*THE RECORDS*:

[BEGIN]

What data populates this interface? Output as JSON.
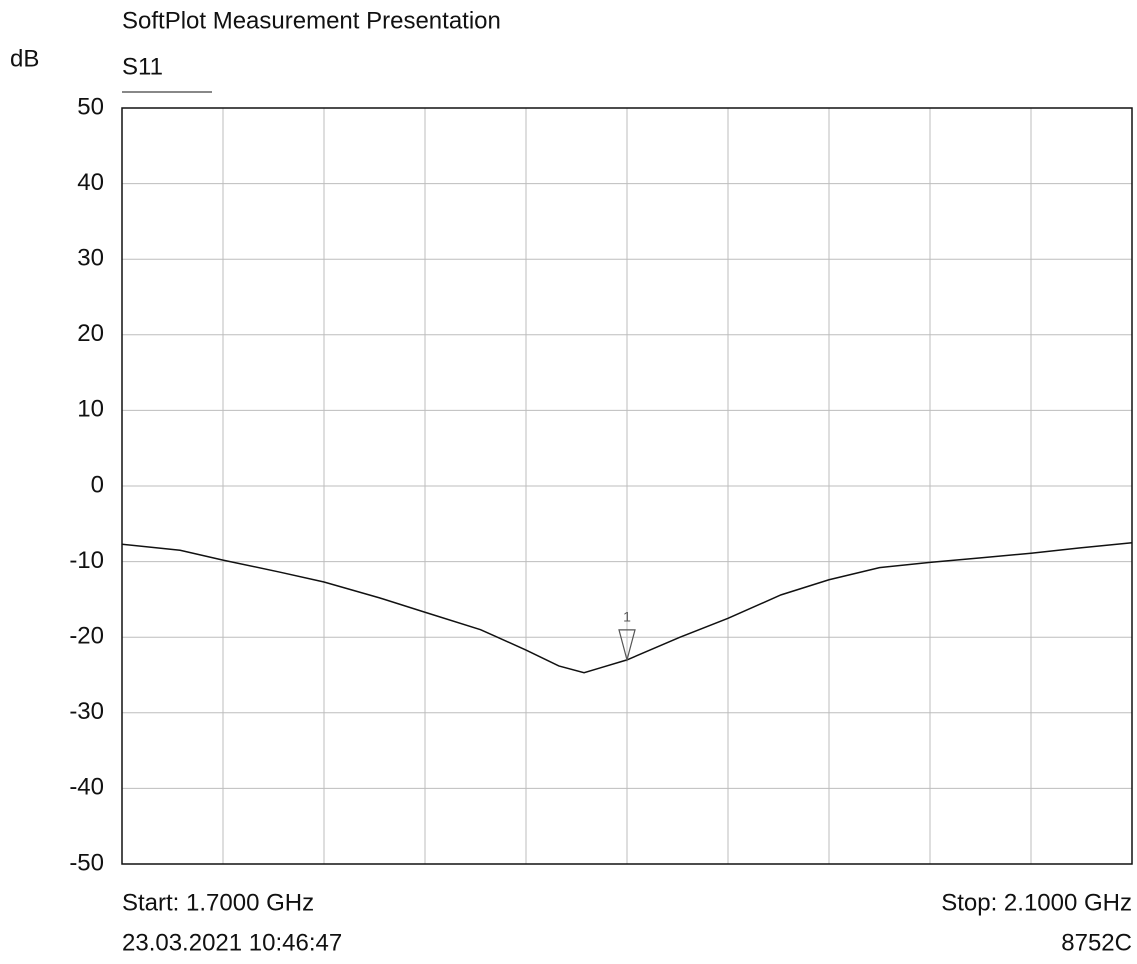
{
  "chart_data": {
    "type": "line",
    "title": "SoftPlot Measurement Presentation",
    "y_label": "dB",
    "trace_label": "S11",
    "start_label": "Start: 1.7000 GHz",
    "stop_label": "Stop: 2.1000 GHz",
    "timestamp": "23.03.2021 10:46:47",
    "instrument": "8752C",
    "xlim": [
      1.7,
      2.1
    ],
    "xgrid": [
      1.74,
      1.78,
      1.82,
      1.86,
      1.9,
      1.94,
      1.98,
      2.02,
      2.06
    ],
    "ylim": [
      -50,
      50
    ],
    "yticks": [
      50,
      40,
      30,
      20,
      10,
      0,
      -10,
      -20,
      -30,
      -40,
      -50
    ],
    "grid": true,
    "x": [
      1.7,
      1.723,
      1.74,
      1.7626,
      1.78,
      1.802,
      1.82,
      1.842,
      1.86,
      1.873,
      1.883,
      1.889,
      1.9,
      1.921,
      1.94,
      1.961,
      1.98,
      2.0,
      2.02,
      2.04,
      2.06,
      2.079,
      2.1
    ],
    "series": [
      {
        "name": "S11",
        "color": "#111111",
        "values": [
          -7.7,
          -8.5,
          -9.8,
          -11.4,
          -12.7,
          -14.8,
          -16.7,
          -19.0,
          -21.7,
          -23.8,
          -24.7,
          -24.1,
          -23.0,
          -20.0,
          -17.5,
          -14.4,
          -12.4,
          -10.8,
          -10.1,
          -9.5,
          -8.9,
          -8.2,
          -7.5
        ]
      }
    ],
    "marker": {
      "label": "1",
      "x": 1.9,
      "value": -23
    }
  }
}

[END]

*DIRECTION*:
From start to finish, output the listing exactly, but omit its pictures.

*TASK RESULT*:
What data populates this interface? Output as JSON.
{
  "chart_data": {
    "type": "line",
    "title": "SoftPlot Measurement Presentation",
    "y_label": "dB",
    "trace_label": "S11",
    "start_label": "Start: 1.7000 GHz",
    "stop_label": "Stop: 2.1000 GHz",
    "timestamp": "23.03.2021 10:46:47",
    "instrument": "8752C",
    "xlim": [
      1.7,
      2.1
    ],
    "xgrid": [
      1.74,
      1.78,
      1.82,
      1.86,
      1.9,
      1.94,
      1.98,
      2.02,
      2.06
    ],
    "ylim": [
      -50,
      50
    ],
    "yticks": [
      50,
      40,
      30,
      20,
      10,
      0,
      -10,
      -20,
      -30,
      -40,
      -50
    ],
    "grid": true,
    "x": [
      1.7,
      1.723,
      1.74,
      1.7626,
      1.78,
      1.802,
      1.82,
      1.842,
      1.86,
      1.873,
      1.883,
      1.889,
      1.9,
      1.921,
      1.94,
      1.961,
      1.98,
      2.0,
      2.02,
      2.04,
      2.06,
      2.079,
      2.1
    ],
    "series": [
      {
        "name": "S11",
        "color": "#111111",
        "values": [
          -7.7,
          -8.5,
          -9.8,
          -11.4,
          -12.7,
          -14.8,
          -16.7,
          -19.0,
          -21.7,
          -23.8,
          -24.7,
          -24.1,
          -23.0,
          -20.0,
          -17.5,
          -14.4,
          -12.4,
          -10.8,
          -10.1,
          -9.5,
          -8.9,
          -8.2,
          -7.5
        ]
      }
    ],
    "marker": {
      "label": "1",
      "x": 1.9,
      "value": -23
    }
  }
}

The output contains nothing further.